### RECORDS SUPPLIED
········
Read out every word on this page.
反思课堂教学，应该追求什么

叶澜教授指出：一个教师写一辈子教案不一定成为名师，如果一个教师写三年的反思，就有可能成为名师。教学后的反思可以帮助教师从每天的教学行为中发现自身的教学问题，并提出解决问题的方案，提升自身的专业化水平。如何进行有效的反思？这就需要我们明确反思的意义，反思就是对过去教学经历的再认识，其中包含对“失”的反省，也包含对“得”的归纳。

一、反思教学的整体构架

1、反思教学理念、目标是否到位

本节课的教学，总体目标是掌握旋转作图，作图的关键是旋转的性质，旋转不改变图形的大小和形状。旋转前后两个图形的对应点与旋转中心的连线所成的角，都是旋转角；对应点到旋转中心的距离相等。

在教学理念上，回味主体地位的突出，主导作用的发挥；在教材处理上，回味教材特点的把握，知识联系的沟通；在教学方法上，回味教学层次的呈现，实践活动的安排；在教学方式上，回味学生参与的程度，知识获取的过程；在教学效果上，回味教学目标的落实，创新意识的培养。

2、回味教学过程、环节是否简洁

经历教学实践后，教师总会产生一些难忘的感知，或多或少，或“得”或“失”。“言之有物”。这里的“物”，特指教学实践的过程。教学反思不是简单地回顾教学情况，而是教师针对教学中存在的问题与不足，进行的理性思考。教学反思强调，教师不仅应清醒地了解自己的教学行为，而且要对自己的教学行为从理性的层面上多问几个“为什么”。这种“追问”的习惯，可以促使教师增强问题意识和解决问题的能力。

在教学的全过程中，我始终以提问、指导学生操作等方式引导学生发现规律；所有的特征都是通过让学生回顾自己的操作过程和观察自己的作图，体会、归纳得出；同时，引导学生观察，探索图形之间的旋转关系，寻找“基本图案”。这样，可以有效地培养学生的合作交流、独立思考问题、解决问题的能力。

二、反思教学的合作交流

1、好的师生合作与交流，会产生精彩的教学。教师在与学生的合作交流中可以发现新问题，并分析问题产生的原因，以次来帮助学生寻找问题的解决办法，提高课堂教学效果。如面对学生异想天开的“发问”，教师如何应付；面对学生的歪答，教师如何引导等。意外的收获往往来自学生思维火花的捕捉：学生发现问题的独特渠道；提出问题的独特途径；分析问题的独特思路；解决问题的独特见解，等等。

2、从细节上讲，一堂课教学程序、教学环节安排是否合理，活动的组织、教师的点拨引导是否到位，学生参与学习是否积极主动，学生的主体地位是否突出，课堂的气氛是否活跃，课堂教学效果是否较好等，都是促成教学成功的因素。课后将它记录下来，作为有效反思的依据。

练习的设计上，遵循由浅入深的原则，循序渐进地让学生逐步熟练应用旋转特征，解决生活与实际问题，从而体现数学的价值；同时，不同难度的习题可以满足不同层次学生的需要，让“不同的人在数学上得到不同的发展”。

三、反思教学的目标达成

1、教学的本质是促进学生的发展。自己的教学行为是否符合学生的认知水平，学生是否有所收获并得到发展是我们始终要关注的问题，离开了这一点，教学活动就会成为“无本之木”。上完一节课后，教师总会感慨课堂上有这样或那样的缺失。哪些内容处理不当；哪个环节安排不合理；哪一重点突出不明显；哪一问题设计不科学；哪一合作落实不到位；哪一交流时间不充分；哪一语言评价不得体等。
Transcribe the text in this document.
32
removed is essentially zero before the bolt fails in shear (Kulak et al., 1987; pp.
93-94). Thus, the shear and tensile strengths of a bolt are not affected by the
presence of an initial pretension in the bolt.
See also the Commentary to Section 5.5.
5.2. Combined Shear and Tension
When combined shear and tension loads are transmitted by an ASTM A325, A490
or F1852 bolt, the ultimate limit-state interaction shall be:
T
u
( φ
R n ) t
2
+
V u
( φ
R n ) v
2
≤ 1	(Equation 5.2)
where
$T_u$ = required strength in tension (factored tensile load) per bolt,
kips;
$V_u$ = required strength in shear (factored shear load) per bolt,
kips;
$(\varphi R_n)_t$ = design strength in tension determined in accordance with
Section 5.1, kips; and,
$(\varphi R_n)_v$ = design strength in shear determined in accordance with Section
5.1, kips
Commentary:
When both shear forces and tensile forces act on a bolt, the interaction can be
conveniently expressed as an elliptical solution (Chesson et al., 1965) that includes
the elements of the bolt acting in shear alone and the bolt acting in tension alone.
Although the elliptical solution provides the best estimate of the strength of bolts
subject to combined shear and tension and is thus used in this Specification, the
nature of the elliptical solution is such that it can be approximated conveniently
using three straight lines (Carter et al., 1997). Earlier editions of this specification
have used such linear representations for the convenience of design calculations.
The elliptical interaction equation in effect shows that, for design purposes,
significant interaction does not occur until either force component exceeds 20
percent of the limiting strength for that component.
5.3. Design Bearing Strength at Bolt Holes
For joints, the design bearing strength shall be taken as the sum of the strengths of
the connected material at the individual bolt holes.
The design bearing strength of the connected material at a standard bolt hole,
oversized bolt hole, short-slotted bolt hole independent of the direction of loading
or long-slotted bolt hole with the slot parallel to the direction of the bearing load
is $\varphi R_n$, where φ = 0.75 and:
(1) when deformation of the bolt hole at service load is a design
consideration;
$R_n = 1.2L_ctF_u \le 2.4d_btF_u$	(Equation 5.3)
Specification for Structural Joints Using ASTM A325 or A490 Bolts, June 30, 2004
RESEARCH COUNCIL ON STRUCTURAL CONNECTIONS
········
### WHAT YOU HAVE TO DO
Find out how many lines in the listing contain the string "tensile". Give the number alone.

### RESPONSE TO THE EXERCISE
3